## START

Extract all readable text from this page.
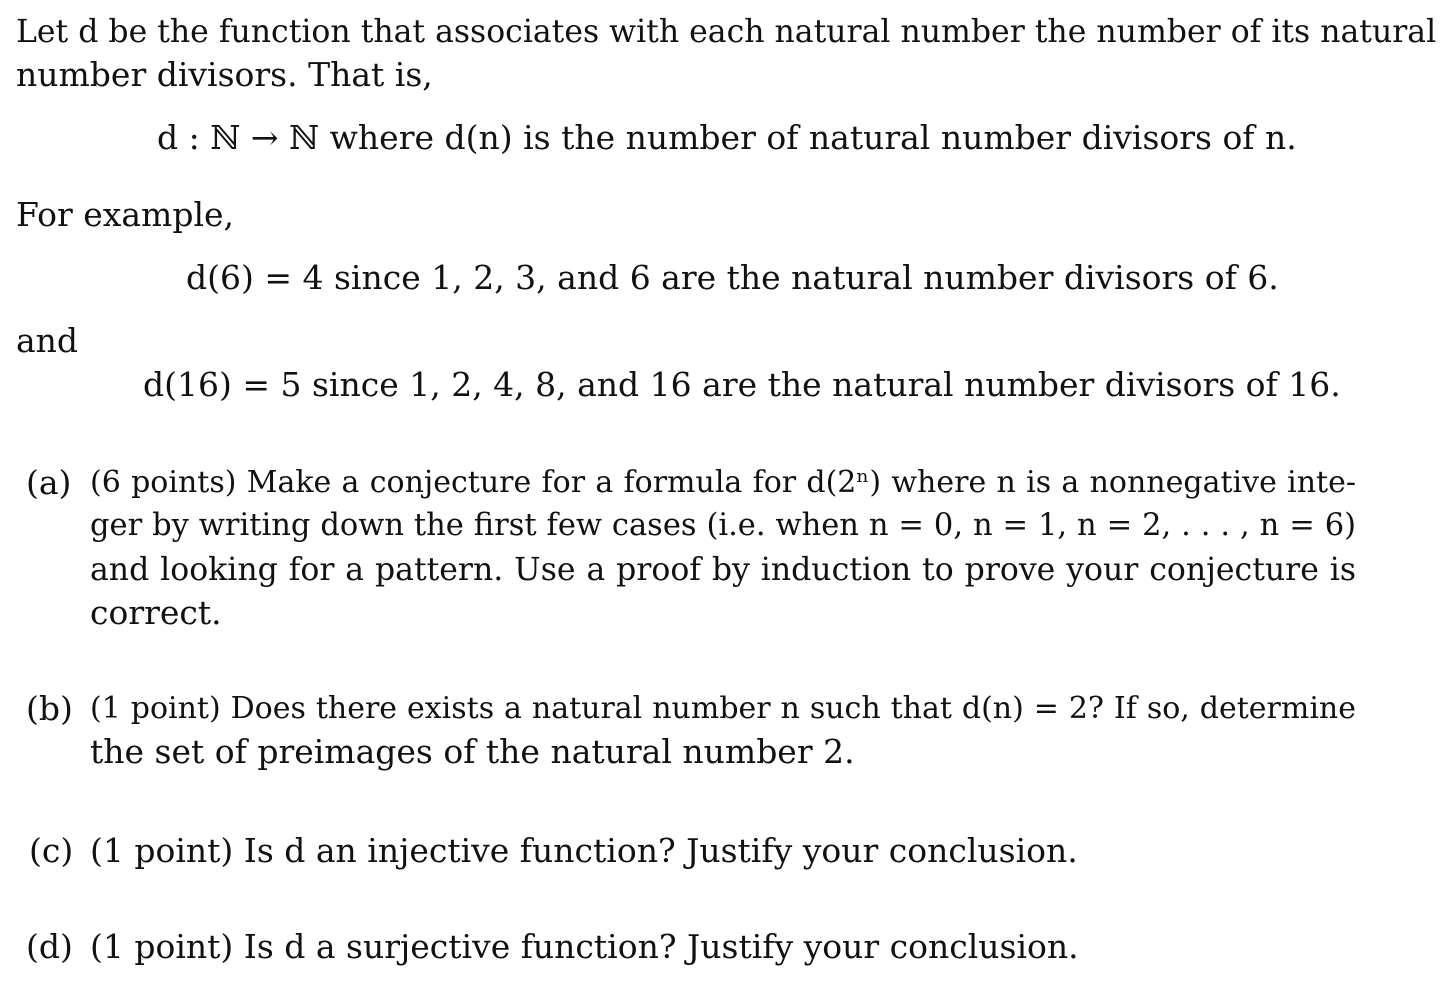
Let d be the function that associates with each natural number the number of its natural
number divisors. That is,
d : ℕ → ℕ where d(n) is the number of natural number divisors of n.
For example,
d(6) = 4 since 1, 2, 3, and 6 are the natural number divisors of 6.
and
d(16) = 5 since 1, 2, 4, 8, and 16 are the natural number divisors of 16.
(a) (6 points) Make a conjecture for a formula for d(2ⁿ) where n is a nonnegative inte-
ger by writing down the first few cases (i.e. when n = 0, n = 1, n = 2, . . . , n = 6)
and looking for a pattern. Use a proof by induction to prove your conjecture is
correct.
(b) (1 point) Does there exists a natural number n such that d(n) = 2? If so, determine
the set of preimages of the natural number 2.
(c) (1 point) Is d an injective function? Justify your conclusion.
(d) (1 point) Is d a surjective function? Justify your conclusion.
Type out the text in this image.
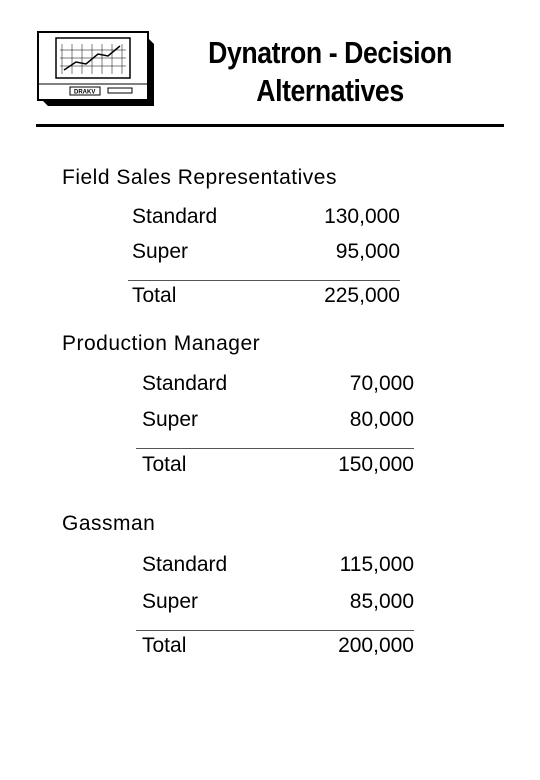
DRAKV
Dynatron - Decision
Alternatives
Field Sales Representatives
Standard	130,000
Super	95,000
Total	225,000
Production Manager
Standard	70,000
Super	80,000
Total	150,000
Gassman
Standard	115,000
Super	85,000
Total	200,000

## END

Job: Copy all the records above exactly, but leave out the pictures.

In response:
Extract all readable text from this page.
Let d be the function that associates with each natural number the number of its natural
number divisors. That is,
d : ℕ → ℕ where d(n) is the number of natural number divisors of n.
For example,
d(6) = 4 since 1, 2, 3, and 6 are the natural number divisors of 6.
and
d(16) = 5 since 1, 2, 4, 8, and 16 are the natural number divisors of 16.
(a) (6 points) Make a conjecture for a formula for d(2ⁿ) where n is a nonnegative inte-
ger by writing down the first few cases (i.e. when n = 0, n = 1, n = 2, . . . , n = 6)
and looking for a pattern. Use a proof by induction to prove your conjecture is
correct.
(b) (1 point) Does there exists a natural number n such that d(n) = 2? If so, determine
the set of preimages of the natural number 2.
(c) (1 point) Is d an injective function? Justify your conclusion.
(d) (1 point) Is d a surjective function? Justify your conclusion.
Type out the text in this image.
DRAKV
Dynatron - Decision
Alternatives
Field Sales Representatives
Standard	130,000
Super	95,000
Total	225,000
Production Manager
Standard	70,000
Super	80,000
Total	150,000
Gassman
Standard	115,000
Super	85,000
Total	200,000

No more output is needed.